(Source records)
>> begin

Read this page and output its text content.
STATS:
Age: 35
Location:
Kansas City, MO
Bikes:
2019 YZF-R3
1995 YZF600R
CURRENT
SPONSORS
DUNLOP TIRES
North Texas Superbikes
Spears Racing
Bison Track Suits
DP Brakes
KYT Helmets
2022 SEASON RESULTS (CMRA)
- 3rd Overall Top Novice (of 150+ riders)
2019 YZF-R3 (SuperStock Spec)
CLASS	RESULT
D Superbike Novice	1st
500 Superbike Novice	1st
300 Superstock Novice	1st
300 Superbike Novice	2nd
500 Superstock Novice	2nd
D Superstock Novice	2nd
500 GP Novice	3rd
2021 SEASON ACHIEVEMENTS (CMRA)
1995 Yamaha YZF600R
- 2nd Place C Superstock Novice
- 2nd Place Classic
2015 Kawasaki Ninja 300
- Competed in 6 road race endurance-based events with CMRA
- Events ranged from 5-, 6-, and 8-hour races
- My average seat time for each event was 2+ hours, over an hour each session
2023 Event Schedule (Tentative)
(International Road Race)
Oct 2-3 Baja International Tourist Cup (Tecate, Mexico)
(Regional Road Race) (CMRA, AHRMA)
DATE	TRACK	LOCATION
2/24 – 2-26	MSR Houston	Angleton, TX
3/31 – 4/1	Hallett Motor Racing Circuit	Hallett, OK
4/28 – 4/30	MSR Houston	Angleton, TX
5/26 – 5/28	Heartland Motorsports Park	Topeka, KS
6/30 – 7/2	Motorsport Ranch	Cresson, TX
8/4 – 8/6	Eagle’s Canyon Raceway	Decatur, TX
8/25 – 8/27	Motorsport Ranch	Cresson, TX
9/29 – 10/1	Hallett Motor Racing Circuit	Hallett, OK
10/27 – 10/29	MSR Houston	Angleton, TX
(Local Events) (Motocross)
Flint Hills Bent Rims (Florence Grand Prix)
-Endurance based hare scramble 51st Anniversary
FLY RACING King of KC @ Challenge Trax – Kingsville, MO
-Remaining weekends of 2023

>> end
>> begin

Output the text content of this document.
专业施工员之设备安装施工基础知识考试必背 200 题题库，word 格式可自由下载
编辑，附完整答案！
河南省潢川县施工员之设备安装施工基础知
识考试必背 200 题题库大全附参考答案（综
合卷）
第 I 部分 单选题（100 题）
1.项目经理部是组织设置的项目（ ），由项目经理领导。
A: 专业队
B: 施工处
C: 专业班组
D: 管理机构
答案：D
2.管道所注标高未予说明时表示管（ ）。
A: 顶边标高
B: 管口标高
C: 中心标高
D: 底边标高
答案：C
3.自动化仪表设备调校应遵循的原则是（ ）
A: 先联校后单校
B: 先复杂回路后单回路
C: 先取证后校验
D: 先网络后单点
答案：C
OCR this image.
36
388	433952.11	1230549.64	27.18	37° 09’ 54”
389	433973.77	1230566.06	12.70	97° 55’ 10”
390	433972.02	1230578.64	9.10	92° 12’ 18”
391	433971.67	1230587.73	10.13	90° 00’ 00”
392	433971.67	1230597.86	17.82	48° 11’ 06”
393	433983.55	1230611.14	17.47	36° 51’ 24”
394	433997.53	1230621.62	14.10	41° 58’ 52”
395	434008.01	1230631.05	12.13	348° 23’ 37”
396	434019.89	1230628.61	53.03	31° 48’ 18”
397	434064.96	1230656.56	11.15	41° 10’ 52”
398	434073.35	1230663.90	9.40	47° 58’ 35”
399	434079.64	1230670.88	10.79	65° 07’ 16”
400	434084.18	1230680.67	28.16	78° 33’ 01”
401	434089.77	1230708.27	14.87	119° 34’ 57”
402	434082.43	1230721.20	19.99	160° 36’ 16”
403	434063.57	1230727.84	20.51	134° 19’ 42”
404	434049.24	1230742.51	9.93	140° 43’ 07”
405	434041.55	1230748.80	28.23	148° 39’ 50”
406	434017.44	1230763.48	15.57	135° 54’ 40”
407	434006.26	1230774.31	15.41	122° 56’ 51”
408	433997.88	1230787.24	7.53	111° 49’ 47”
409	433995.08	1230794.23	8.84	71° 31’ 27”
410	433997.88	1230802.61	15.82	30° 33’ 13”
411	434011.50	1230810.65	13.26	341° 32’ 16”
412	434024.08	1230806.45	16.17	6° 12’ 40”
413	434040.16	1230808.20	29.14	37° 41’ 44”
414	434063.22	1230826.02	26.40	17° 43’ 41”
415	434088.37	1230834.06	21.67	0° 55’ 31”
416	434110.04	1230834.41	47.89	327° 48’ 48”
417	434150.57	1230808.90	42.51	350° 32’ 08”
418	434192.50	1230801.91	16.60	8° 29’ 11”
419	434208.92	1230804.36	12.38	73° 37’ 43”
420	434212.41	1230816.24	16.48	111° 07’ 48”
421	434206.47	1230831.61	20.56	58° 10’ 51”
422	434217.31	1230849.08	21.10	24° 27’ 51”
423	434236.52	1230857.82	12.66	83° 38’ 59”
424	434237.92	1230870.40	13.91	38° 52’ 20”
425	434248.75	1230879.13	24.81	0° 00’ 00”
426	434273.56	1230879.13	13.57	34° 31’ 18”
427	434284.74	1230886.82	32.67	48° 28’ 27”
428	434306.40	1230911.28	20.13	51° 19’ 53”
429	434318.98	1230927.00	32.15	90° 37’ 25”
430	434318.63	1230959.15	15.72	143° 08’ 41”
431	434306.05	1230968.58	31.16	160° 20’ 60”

>> end

*EXERCISE GOAL:* Whichever lines contain the string "hour", select and copy them.

*RESPONSE TO THE EXERCISE:*
- Events ranged from 5-, 6-, and 8-hour races
- My average seat time for each event was 2+ hours, over an hour each session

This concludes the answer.